[Task material start]
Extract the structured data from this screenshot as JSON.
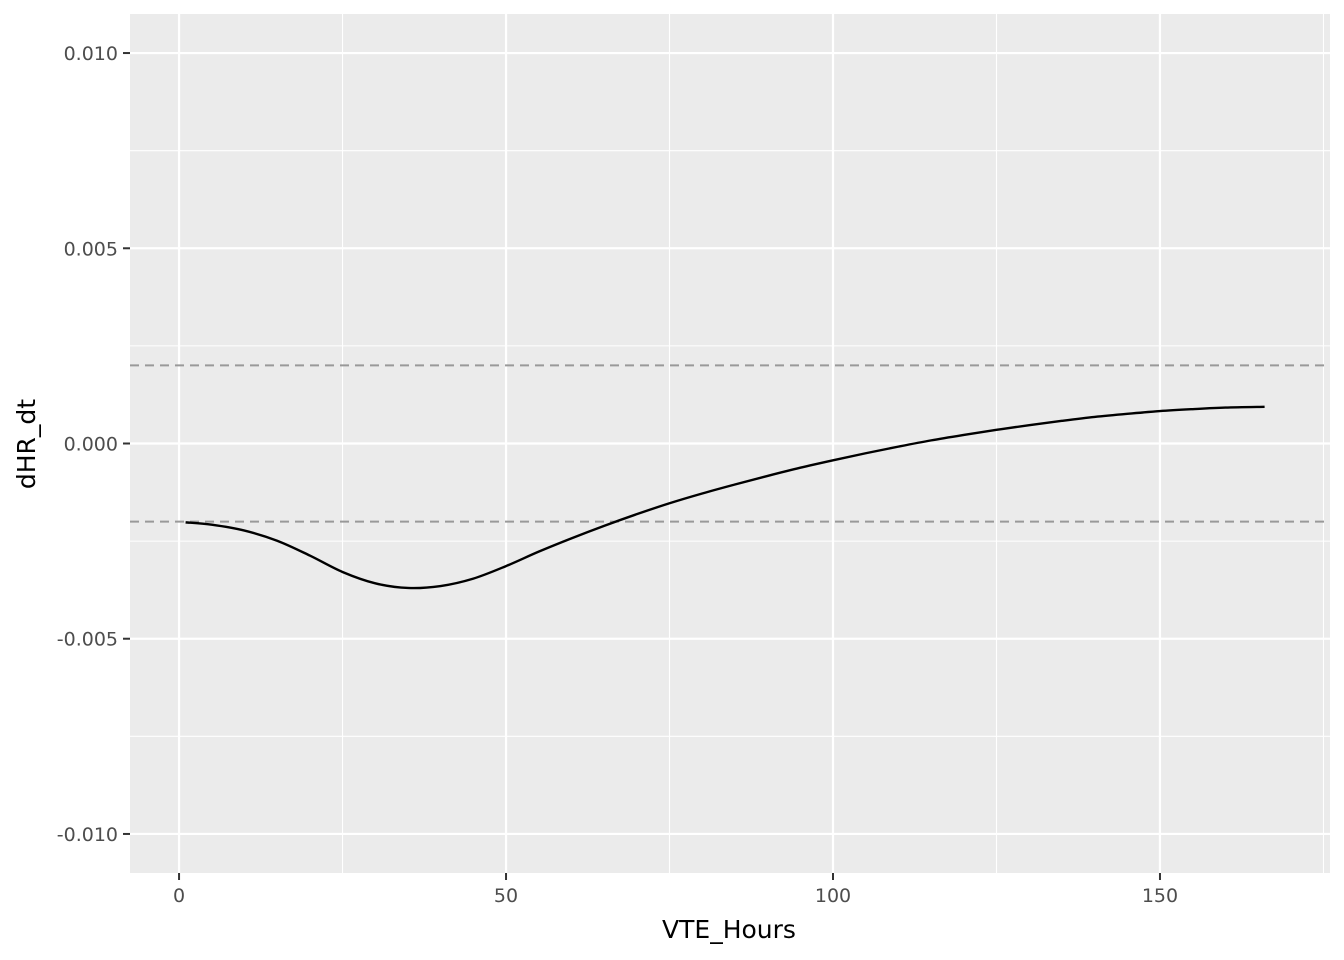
{
  "chart_data": {
    "type": "line",
    "title": "",
    "xlabel": "VTE_Hours",
    "ylabel": "dHR_dt",
    "xlim": [
      -7.5,
      176
    ],
    "ylim": [
      -0.011,
      0.011
    ],
    "x_ticks": [
      0,
      50,
      100,
      150
    ],
    "x_tick_labels": [
      "0",
      "50",
      "100",
      "150"
    ],
    "y_ticks": [
      -0.01,
      -0.005,
      0.0,
      0.005,
      0.01
    ],
    "y_tick_labels": [
      "-0.010",
      "-0.005",
      "0.000",
      "0.005",
      "0.010"
    ],
    "grid": true,
    "legend": "none",
    "reference_lines": [
      {
        "y": 0.002,
        "style": "dashed",
        "color": "#999999"
      },
      {
        "y": -0.002,
        "style": "dashed",
        "color": "#999999"
      }
    ],
    "series": [
      {
        "color": "#000000",
        "x": [
          1,
          5,
          10,
          15,
          20,
          25,
          30,
          35,
          40,
          45,
          50,
          55,
          60,
          65,
          70,
          75,
          80,
          85,
          90,
          95,
          100,
          105,
          110,
          115,
          120,
          125,
          130,
          135,
          140,
          145,
          150,
          155,
          160,
          166
        ],
        "y": [
          -0.00202,
          -0.00208,
          -0.00223,
          -0.00249,
          -0.00287,
          -0.00329,
          -0.00358,
          -0.0037,
          -0.00365,
          -0.00346,
          -0.00314,
          -0.00277,
          -0.00243,
          -0.00211,
          -0.00181,
          -0.00153,
          -0.00128,
          -0.00105,
          -0.00083,
          -0.00062,
          -0.00043,
          -0.00025,
          -8e-05,
          8e-05,
          0.00022,
          0.00035,
          0.00047,
          0.00058,
          0.00068,
          0.00076,
          0.00083,
          0.00088,
          0.00092,
          0.00094
        ]
      }
    ]
  }
}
[Task material end]
**Stated exercise:**
Copy the material shown above in full and exactly. Skip the pictures.

**Answer to this problem:**
Extract the structured data from this screenshot as JSON.
{
  "chart_data": {
    "type": "line",
    "title": "",
    "xlabel": "VTE_Hours",
    "ylabel": "dHR_dt",
    "xlim": [
      -7.5,
      176
    ],
    "ylim": [
      -0.011,
      0.011
    ],
    "x_ticks": [
      0,
      50,
      100,
      150
    ],
    "x_tick_labels": [
      "0",
      "50",
      "100",
      "150"
    ],
    "y_ticks": [
      -0.01,
      -0.005,
      0.0,
      0.005,
      0.01
    ],
    "y_tick_labels": [
      "-0.010",
      "-0.005",
      "0.000",
      "0.005",
      "0.010"
    ],
    "grid": true,
    "legend": "none",
    "reference_lines": [
      {
        "y": 0.002,
        "style": "dashed",
        "color": "#999999"
      },
      {
        "y": -0.002,
        "style": "dashed",
        "color": "#999999"
      }
    ],
    "series": [
      {
        "color": "#000000",
        "x": [
          1,
          5,
          10,
          15,
          20,
          25,
          30,
          35,
          40,
          45,
          50,
          55,
          60,
          65,
          70,
          75,
          80,
          85,
          90,
          95,
          100,
          105,
          110,
          115,
          120,
          125,
          130,
          135,
          140,
          145,
          150,
          155,
          160,
          166
        ],
        "y": [
          -0.00202,
          -0.00208,
          -0.00223,
          -0.00249,
          -0.00287,
          -0.00329,
          -0.00358,
          -0.0037,
          -0.00365,
          -0.00346,
          -0.00314,
          -0.00277,
          -0.00243,
          -0.00211,
          -0.00181,
          -0.00153,
          -0.00128,
          -0.00105,
          -0.00083,
          -0.00062,
          -0.00043,
          -0.00025,
          -8e-05,
          8e-05,
          0.00022,
          0.00035,
          0.00047,
          0.00058,
          0.00068,
          0.00076,
          0.00083,
          0.00088,
          0.00092,
          0.00094
        ]
      }
    ]
  }
}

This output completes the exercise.